**WHAT YOU ARE ASKED TO DO**
Check each line of the listing, and copy it if it contains the word "Международная".

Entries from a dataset
------------------------------------

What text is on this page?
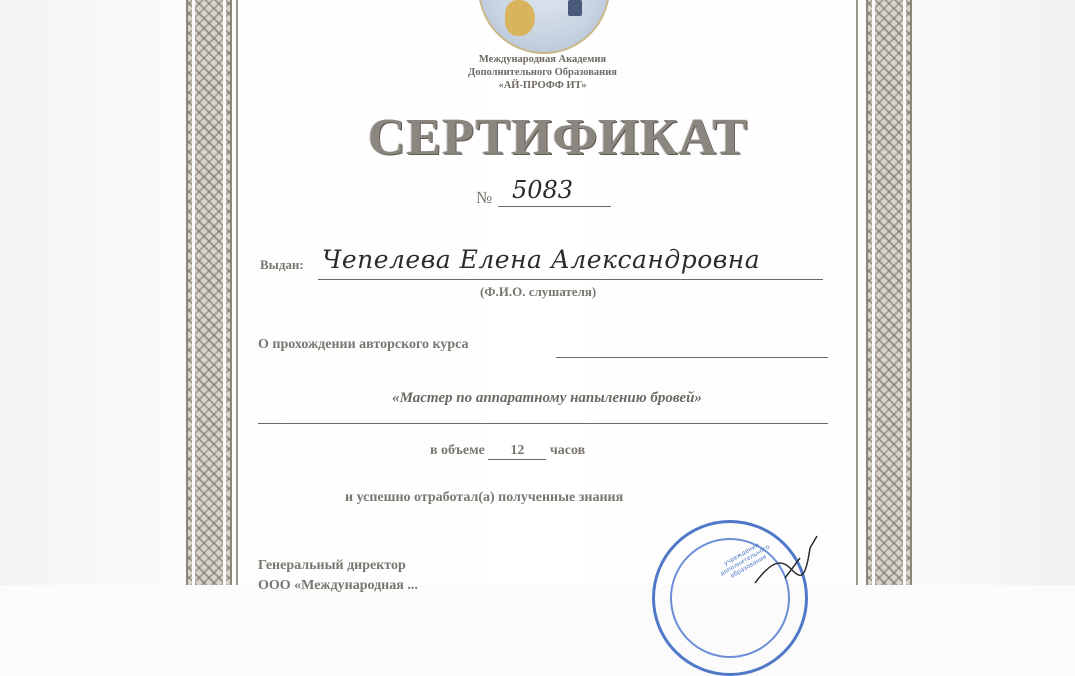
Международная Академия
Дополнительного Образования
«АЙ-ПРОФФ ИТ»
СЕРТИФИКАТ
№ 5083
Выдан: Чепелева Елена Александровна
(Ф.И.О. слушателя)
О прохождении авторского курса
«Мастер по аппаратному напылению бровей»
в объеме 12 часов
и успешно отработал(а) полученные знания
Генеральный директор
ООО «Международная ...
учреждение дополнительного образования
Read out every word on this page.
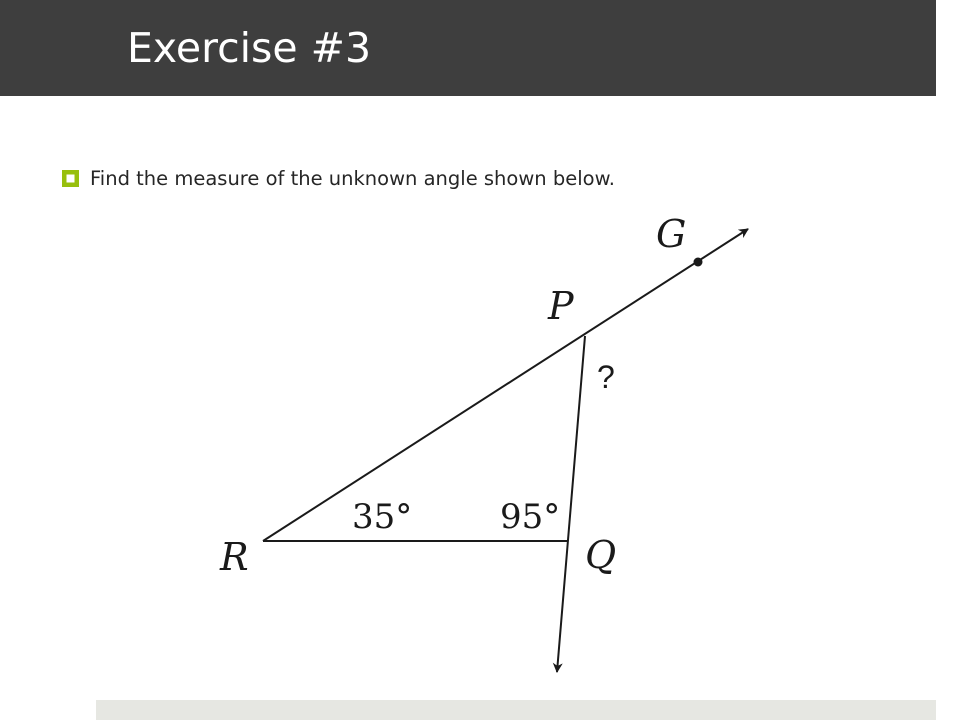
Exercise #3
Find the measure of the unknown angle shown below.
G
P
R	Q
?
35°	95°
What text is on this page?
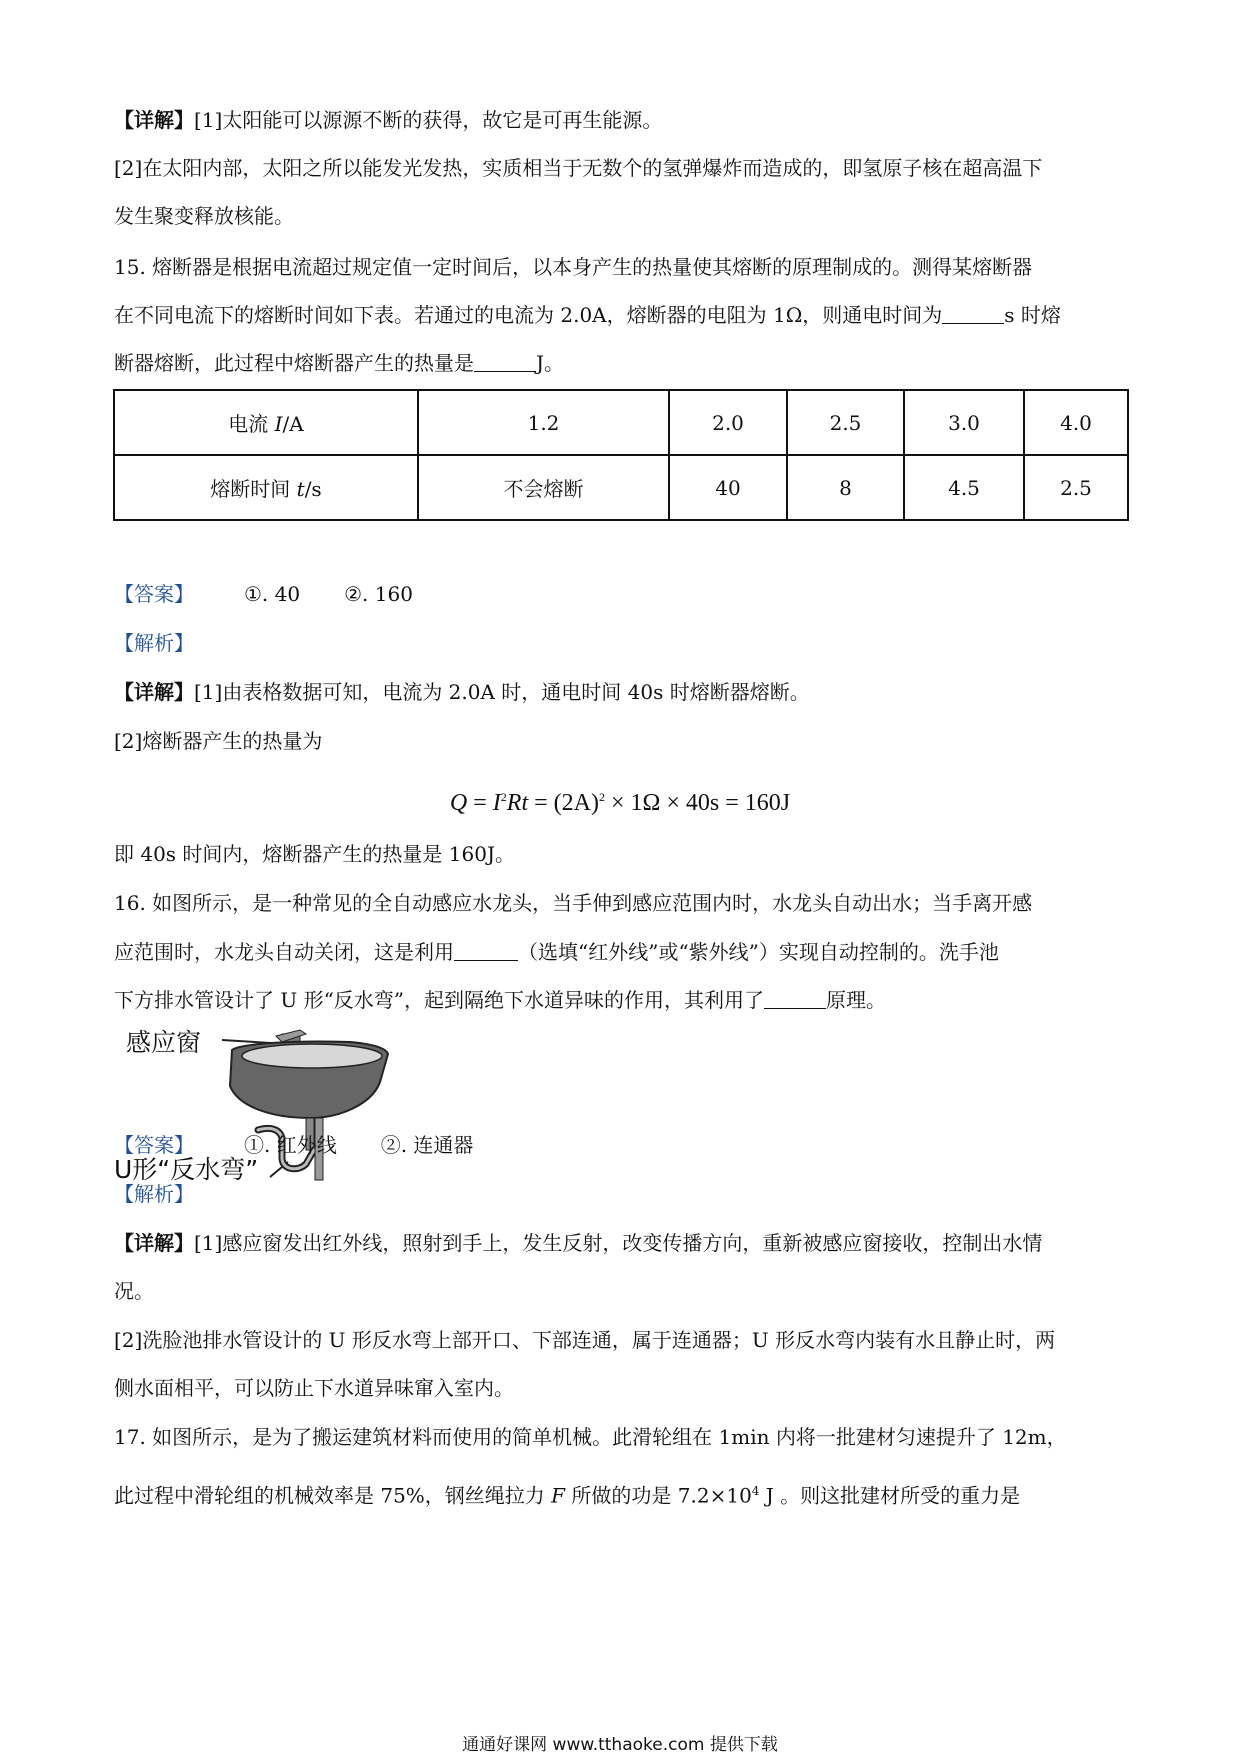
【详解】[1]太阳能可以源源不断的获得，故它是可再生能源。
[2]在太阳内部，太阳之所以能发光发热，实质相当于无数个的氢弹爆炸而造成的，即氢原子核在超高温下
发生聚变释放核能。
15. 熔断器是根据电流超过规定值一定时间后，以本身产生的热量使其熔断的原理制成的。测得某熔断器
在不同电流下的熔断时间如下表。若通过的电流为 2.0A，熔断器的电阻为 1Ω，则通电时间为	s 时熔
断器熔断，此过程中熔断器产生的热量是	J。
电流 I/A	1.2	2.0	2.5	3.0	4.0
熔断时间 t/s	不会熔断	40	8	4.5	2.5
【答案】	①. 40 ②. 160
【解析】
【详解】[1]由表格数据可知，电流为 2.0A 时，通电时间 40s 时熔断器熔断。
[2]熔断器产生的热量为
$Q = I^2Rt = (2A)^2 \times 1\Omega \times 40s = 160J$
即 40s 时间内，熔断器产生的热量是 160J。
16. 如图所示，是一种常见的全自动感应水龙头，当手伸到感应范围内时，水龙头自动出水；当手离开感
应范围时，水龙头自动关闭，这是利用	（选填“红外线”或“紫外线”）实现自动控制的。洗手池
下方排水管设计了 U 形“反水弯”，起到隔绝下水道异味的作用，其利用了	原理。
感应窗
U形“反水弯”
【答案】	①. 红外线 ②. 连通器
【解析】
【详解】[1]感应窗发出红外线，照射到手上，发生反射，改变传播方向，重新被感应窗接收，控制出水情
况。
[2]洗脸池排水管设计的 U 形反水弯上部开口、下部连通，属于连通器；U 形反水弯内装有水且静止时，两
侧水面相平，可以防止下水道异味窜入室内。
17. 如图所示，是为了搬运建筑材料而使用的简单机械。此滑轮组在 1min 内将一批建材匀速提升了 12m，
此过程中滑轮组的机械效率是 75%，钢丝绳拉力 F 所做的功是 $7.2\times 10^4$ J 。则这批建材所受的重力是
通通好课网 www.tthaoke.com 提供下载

------------------------------------

**OUTPUT FOR THIS TASK**
Международная Академия
ООО «Международная ...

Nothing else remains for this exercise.